§ EXERCISE
Below is a block of data; give all of it again word for word.

-- begin DATA LISTING --

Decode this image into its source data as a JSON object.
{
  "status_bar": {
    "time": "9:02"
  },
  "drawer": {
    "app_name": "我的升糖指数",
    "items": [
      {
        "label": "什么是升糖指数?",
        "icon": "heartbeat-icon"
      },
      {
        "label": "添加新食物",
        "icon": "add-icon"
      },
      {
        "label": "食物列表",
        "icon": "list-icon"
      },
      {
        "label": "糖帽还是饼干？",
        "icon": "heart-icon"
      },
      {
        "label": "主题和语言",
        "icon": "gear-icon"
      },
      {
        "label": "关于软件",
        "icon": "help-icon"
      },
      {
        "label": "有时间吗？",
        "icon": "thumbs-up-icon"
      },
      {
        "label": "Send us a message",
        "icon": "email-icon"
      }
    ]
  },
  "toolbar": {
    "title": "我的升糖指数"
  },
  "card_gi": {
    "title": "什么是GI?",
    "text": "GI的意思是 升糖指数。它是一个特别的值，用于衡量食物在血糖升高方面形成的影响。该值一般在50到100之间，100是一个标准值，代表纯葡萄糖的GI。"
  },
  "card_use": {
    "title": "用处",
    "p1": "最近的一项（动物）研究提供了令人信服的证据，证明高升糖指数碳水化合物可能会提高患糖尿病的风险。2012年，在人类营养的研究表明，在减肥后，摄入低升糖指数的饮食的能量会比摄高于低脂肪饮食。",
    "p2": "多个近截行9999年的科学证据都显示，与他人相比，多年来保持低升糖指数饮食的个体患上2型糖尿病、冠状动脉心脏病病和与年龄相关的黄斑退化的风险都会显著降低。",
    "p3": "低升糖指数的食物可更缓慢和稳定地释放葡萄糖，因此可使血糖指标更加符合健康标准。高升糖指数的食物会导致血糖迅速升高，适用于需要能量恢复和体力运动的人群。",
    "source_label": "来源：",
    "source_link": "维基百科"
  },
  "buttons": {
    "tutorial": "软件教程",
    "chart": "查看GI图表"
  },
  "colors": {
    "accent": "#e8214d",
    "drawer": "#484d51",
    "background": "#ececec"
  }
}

-- end DATA LISTING --

§ TASK SOLUTION
Decode this image into its source data as a JSON object.
{
  "status_bar": {
    "time": "9:02"
  },
  "drawer": {
    "app_name": "我的升糖指数",
    "items": [
      {
        "label": "什么是升糖指数?",
        "icon": "heartbeat-icon"
      },
      {
        "label": "添加新食物",
        "icon": "add-icon"
      },
      {
        "label": "食物列表",
        "icon": "list-icon"
      },
      {
        "label": "糖帽还是饼干？",
        "icon": "heart-icon"
      },
      {
        "label": "主题和语言",
        "icon": "gear-icon"
      },
      {
        "label": "关于软件",
        "icon": "help-icon"
      },
      {
        "label": "有时间吗？",
        "icon": "thumbs-up-icon"
      },
      {
        "label": "Send us a message",
        "icon": "email-icon"
      }
    ]
  },
  "toolbar": {
    "title": "我的升糖指数"
  },
  "card_gi": {
    "title": "什么是GI?",
    "text": "GI的意思是 升糖指数。它是一个特别的值，用于衡量食物在血糖升高方面形成的影响。该值一般在50到100之间，100是一个标准值，代表纯葡萄糖的GI。"
  },
  "card_use": {
    "title": "用处",
    "p1": "最近的一项（动物）研究提供了令人信服的证据，证明高升糖指数碳水化合物可能会提高患糖尿病的风险。2012年，在人类营养的研究表明，在减肥后，摄入低升糖指数的饮食的能量会比摄高于低脂肪饮食。",
    "p2": "多个近截行9999年的科学证据都显示，与他人相比，多年来保持低升糖指数饮食的个体患上2型糖尿病、冠状动脉心脏病病和与年龄相关的黄斑退化的风险都会显著降低。",
    "p3": "低升糖指数的食物可更缓慢和稳定地释放葡萄糖，因此可使血糖指标更加符合健康标准。高升糖指数的食物会导致血糖迅速升高，适用于需要能量恢复和体力运动的人群。",
    "source_label": "来源：",
    "source_link": "维基百科"
  },
  "buttons": {
    "tutorial": "软件教程",
    "chart": "查看GI图表"
  },
  "colors": {
    "accent": "#e8214d",
    "drawer": "#484d51",
    "background": "#ececec"
  }
}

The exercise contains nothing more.